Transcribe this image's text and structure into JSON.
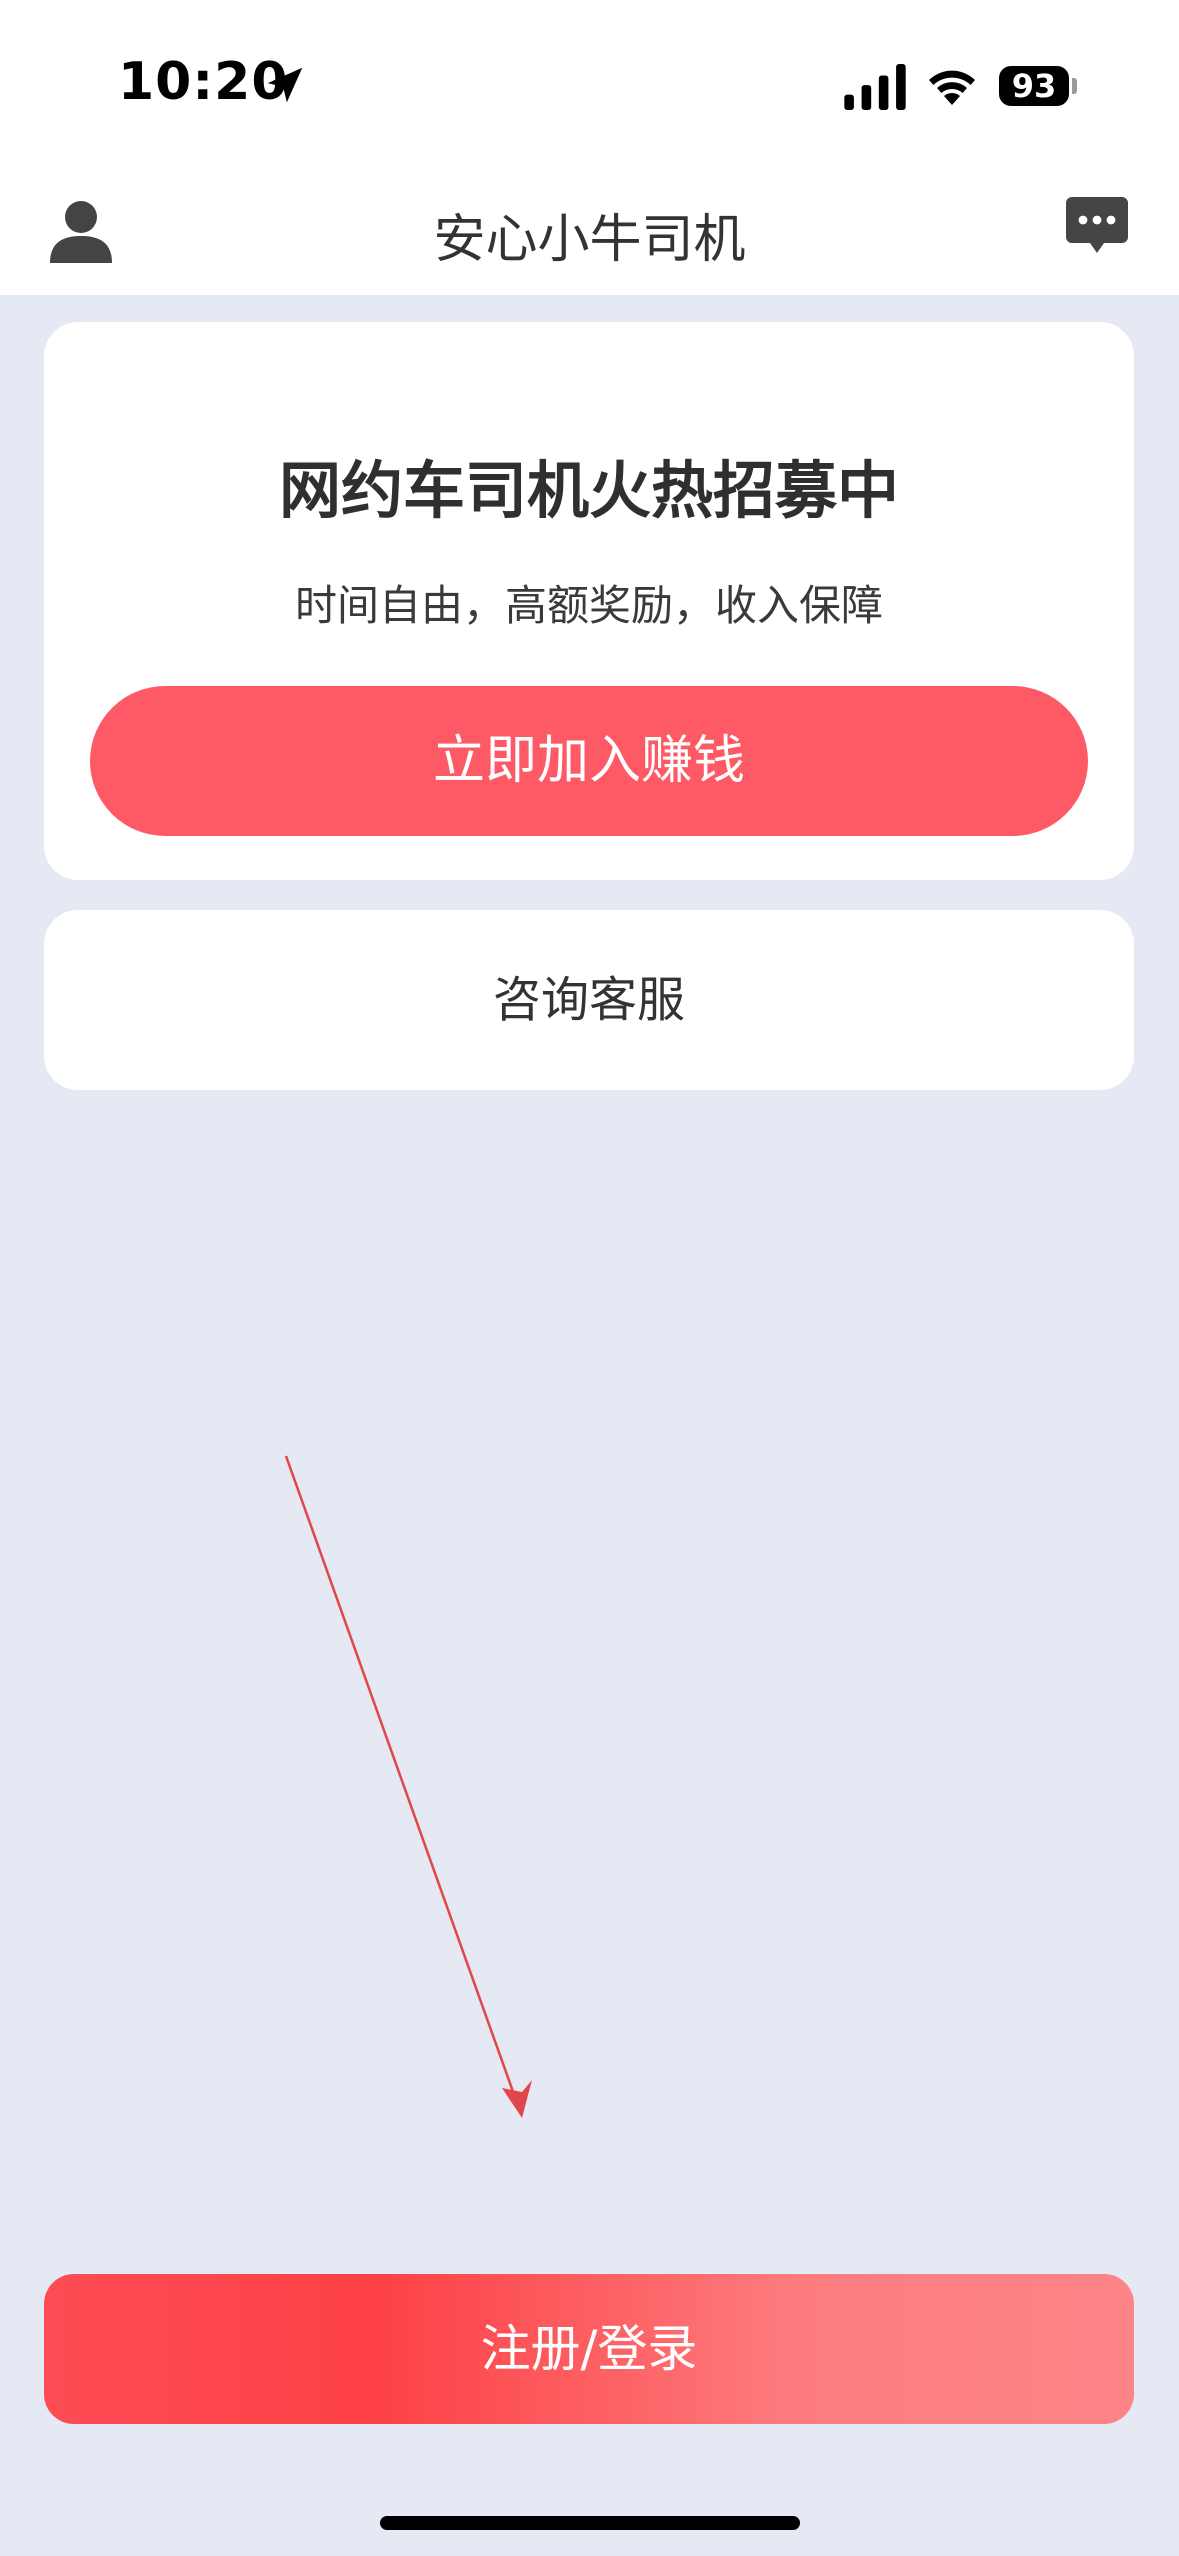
{
  "status_bar": {
    "time": "10:20",
    "battery": "93",
    "icons": [
      "location-arrow-icon",
      "cellular-signal-icon",
      "wifi-icon",
      "battery-icon"
    ]
  },
  "nav": {
    "title": "安心小牛司机",
    "left_icon": "user-icon",
    "right_icon": "message-icon"
  },
  "recruit_card": {
    "title": "网约车司机火热招募中",
    "subtitle": "时间自由，高额奖励，收入保障",
    "join_button": "立即加入赚钱"
  },
  "service_card": {
    "label": "咨询客服"
  },
  "login_button": {
    "label": "注册/登录"
  },
  "colors": {
    "page_background": "#e4e9f3",
    "primary_red": "#fd5a66",
    "login_gradient_start": "#fd4045",
    "login_gradient_end": "#fd8587",
    "arrow_annotation": "#e0464a"
  }
}
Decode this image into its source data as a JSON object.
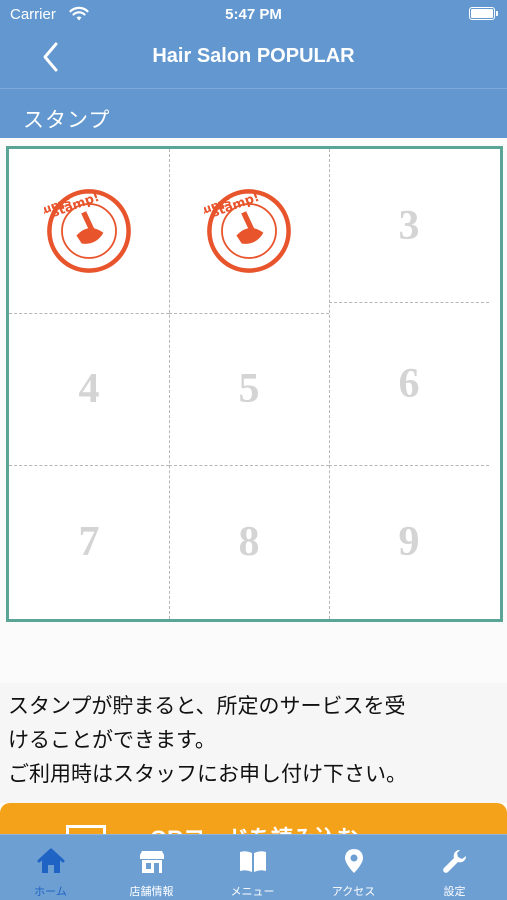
{
  "status_bar": {
    "carrier": "Carrier",
    "time": "5:47 PM"
  },
  "nav": {
    "title": "Hair Salon POPULAR"
  },
  "section": {
    "title": "スタンプ"
  },
  "stamp_card": {
    "stamp_text": "stamp!",
    "cells": [
      {
        "label": "",
        "stamped": true
      },
      {
        "label": "",
        "stamped": true
      },
      {
        "label": "3",
        "stamped": false
      },
      {
        "label": "4",
        "stamped": false
      },
      {
        "label": "5",
        "stamped": false
      },
      {
        "label": "6",
        "stamped": false
      },
      {
        "label": "7",
        "stamped": false
      },
      {
        "label": "8",
        "stamped": false
      },
      {
        "label": "9",
        "stamped": false
      }
    ],
    "stamp_color": "#e8542b",
    "border_color": "#5aa595"
  },
  "description": {
    "lines": [
      "スタンプが貯まると、所定のサービスを受",
      "けることができます。",
      "ご利用時はスタッフにお申し付け下さい。"
    ]
  },
  "cta_button": {
    "label": "QRコードを読み込む"
  },
  "tabbar": {
    "items": [
      {
        "label": "ホーム",
        "icon": "home-icon",
        "active": true
      },
      {
        "label": "店舗情報",
        "icon": "store-icon",
        "active": false
      },
      {
        "label": "メニュー",
        "icon": "book-icon",
        "active": false
      },
      {
        "label": "アクセス",
        "icon": "location-pin-icon",
        "active": false
      },
      {
        "label": "設定",
        "icon": "wrench-icon",
        "active": false
      }
    ],
    "active_color": "#1f63c4"
  },
  "colors": {
    "header": "#6298cf",
    "tabbar": "#6d9fd3",
    "cta": "#f4a21a"
  }
}
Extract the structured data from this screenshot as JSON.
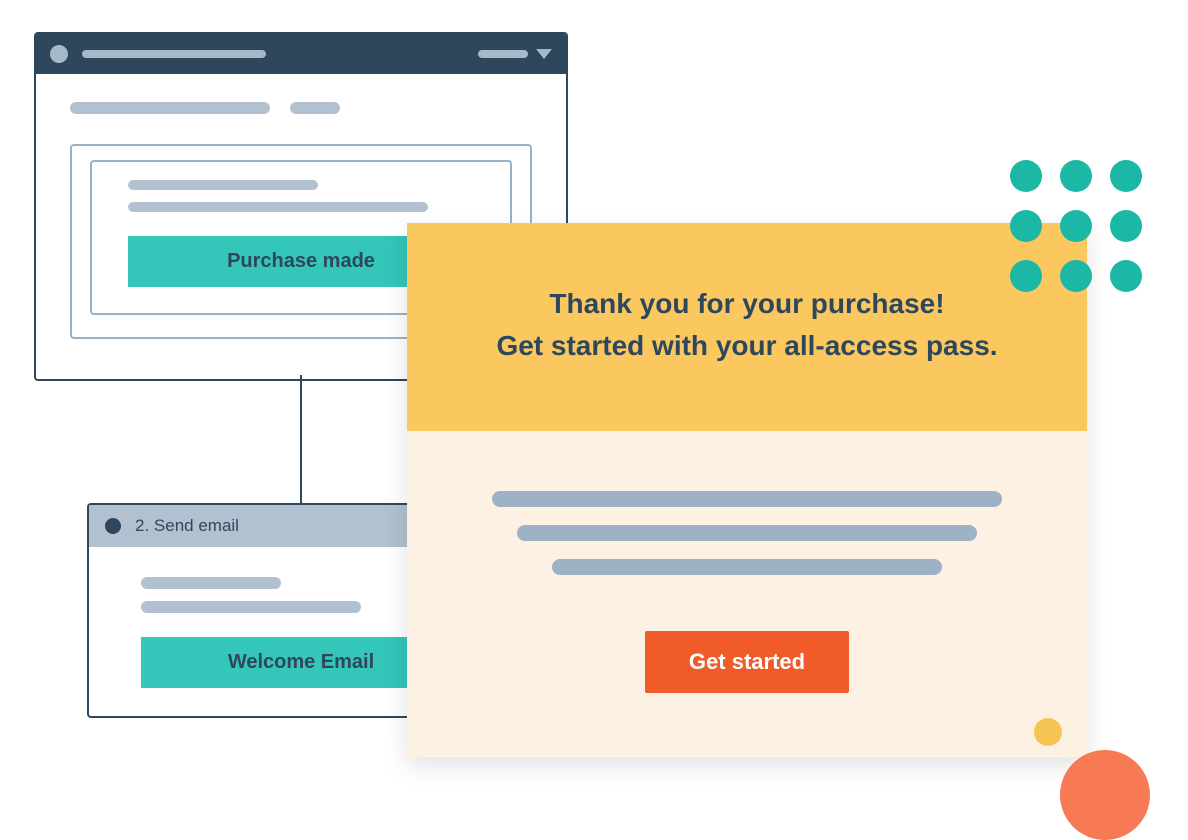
{
  "workflow": {
    "trigger_button": "Purchase made",
    "step2": {
      "label": "2. Send email",
      "action_button": "Welcome Email"
    }
  },
  "email_preview": {
    "heading_line1": "Thank you for your purchase!",
    "heading_line2": "Get started with your all-access pass.",
    "cta_label": "Get started"
  },
  "colors": {
    "navy": "#2e475d",
    "teal": "#33c6b9",
    "teal_dot": "#1bb8a5",
    "yellow": "#fac85f",
    "cream": "#fdf1e4",
    "orange": "#f15a29",
    "grey": "#b2c1cf"
  }
}
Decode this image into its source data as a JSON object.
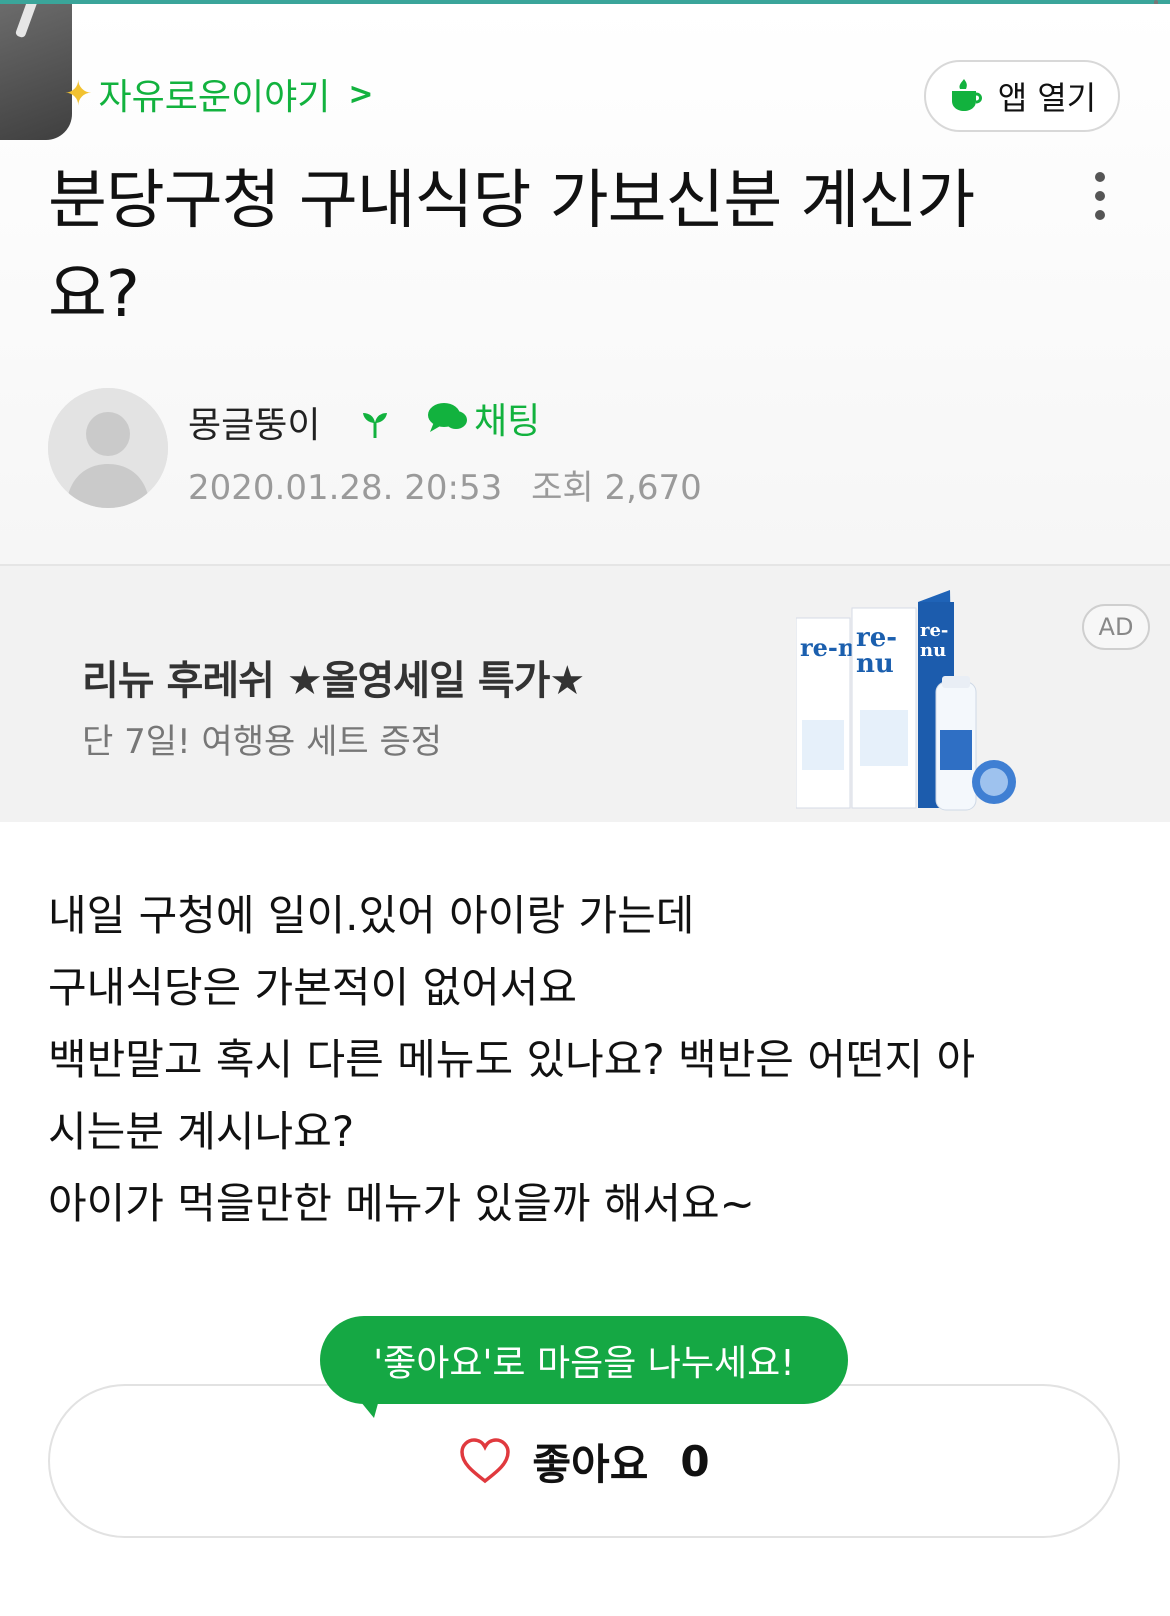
{
  "board": {
    "name": "자유로운이야기",
    "chevron": ">"
  },
  "app_open": {
    "label": "앱 열기"
  },
  "post": {
    "title": "분당구청 구내식당 가보신분 계신가요?",
    "author": "몽글뚱이",
    "chat_label": "채팅",
    "date": "2020.01.28. 20:53",
    "views": "조회 2,670",
    "body": [
      "내일 구청에 일이.있어 아이랑 가는데",
      "구내식당은 가본적이 없어서요",
      "백반말고 혹시 다른 메뉴도 있나요? 백반은 어떤지 아",
      "시는분 계시나요?",
      "아이가 먹을만한 메뉴가 있을까 해서요~"
    ]
  },
  "ad": {
    "title": "리뉴 후레쉬 ★올영세일 특가★",
    "subtitle": "단 7일! 여행용 세트 증정",
    "badge": "AD",
    "product_brand": "re-nu"
  },
  "like": {
    "tooltip": "'좋아요'로 마음을 나누세요!",
    "label": "좋아요",
    "count": "0"
  },
  "colors": {
    "accent_green": "#12b23e",
    "tooltip_green": "#15a844",
    "meta_gray": "#9a9a9a",
    "ad_bg": "#f2f2f2",
    "heart_red": "#e0393e"
  }
}
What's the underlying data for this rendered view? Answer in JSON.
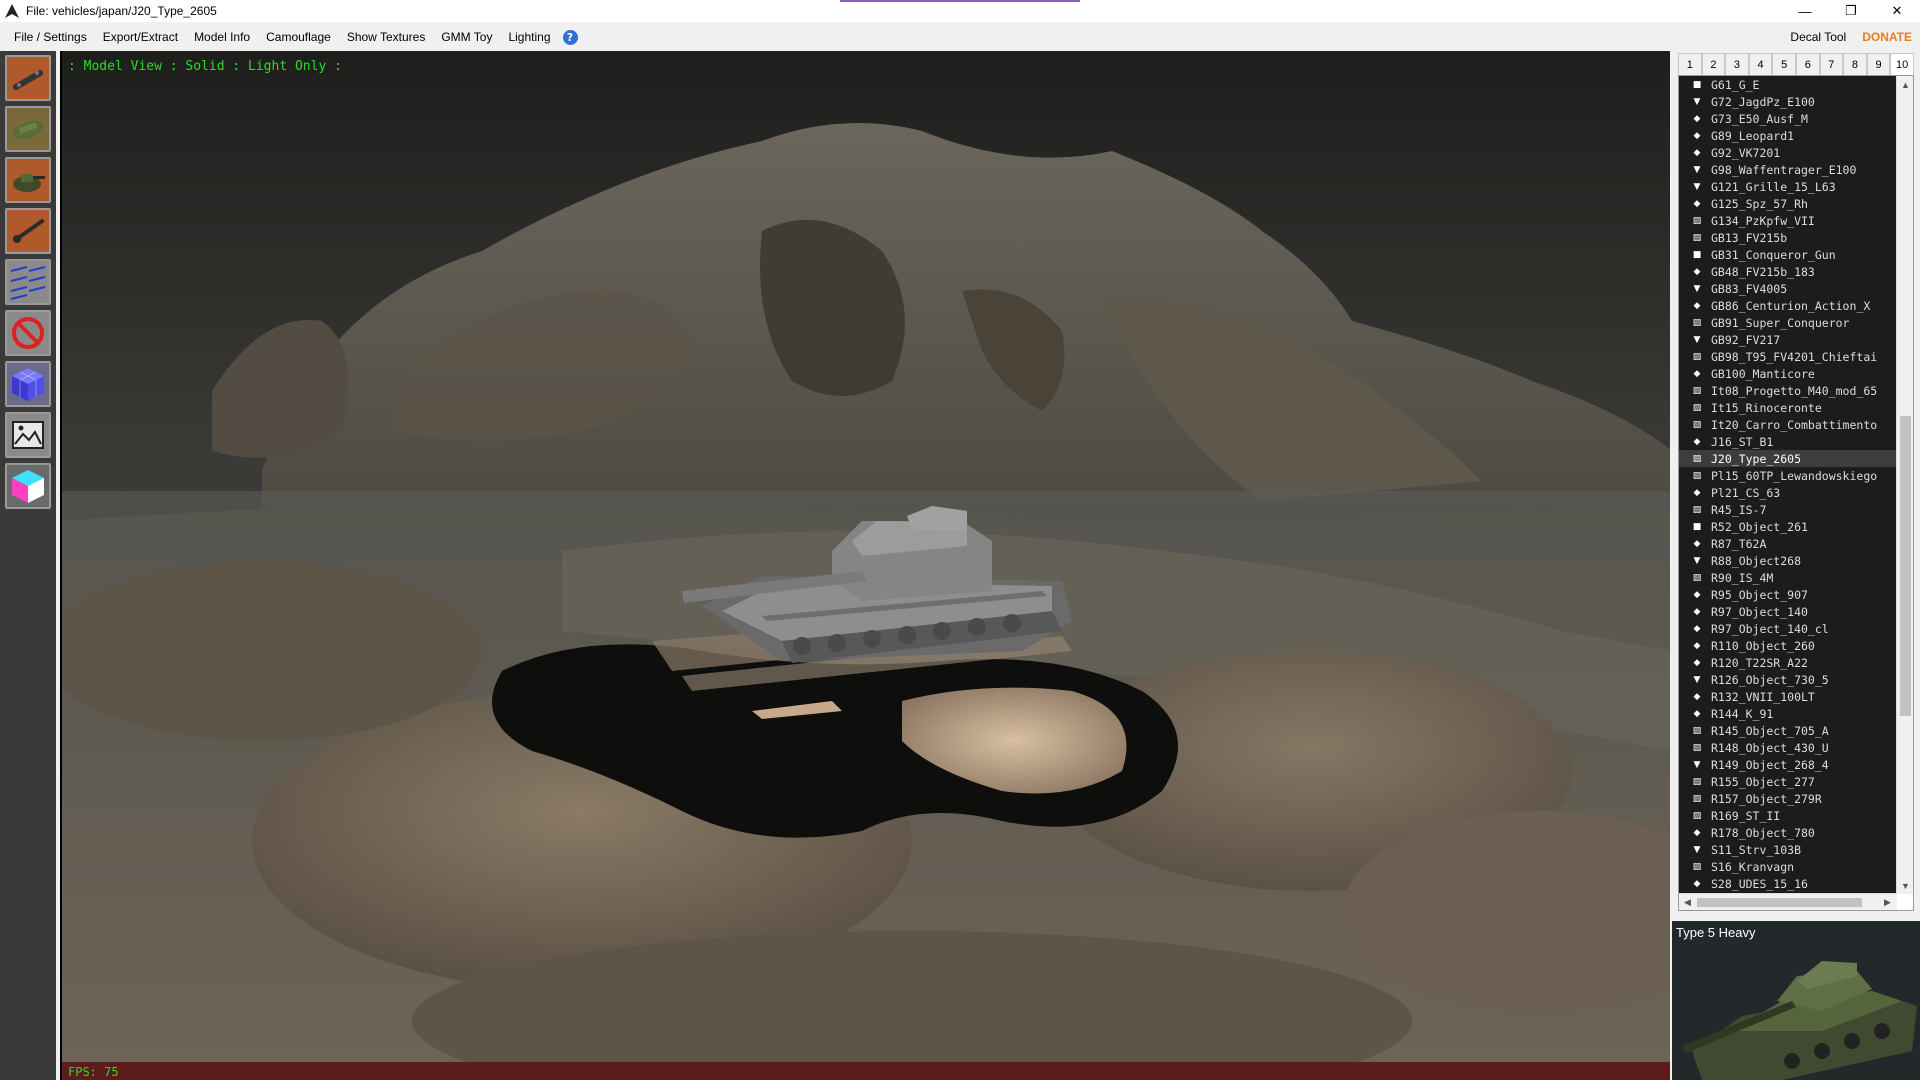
#####
### YOUR INSTRUCTIONS
Pick out each line containing the string "data" and copy it.

### WORKED SOLUTION
Decode this image into its source data as a JSON object.
Extract the structured data from this screenshot as JSON.
Decode this image into its source data as a JSON object.
What's the underlying data for this rendered view? Answer in JSON.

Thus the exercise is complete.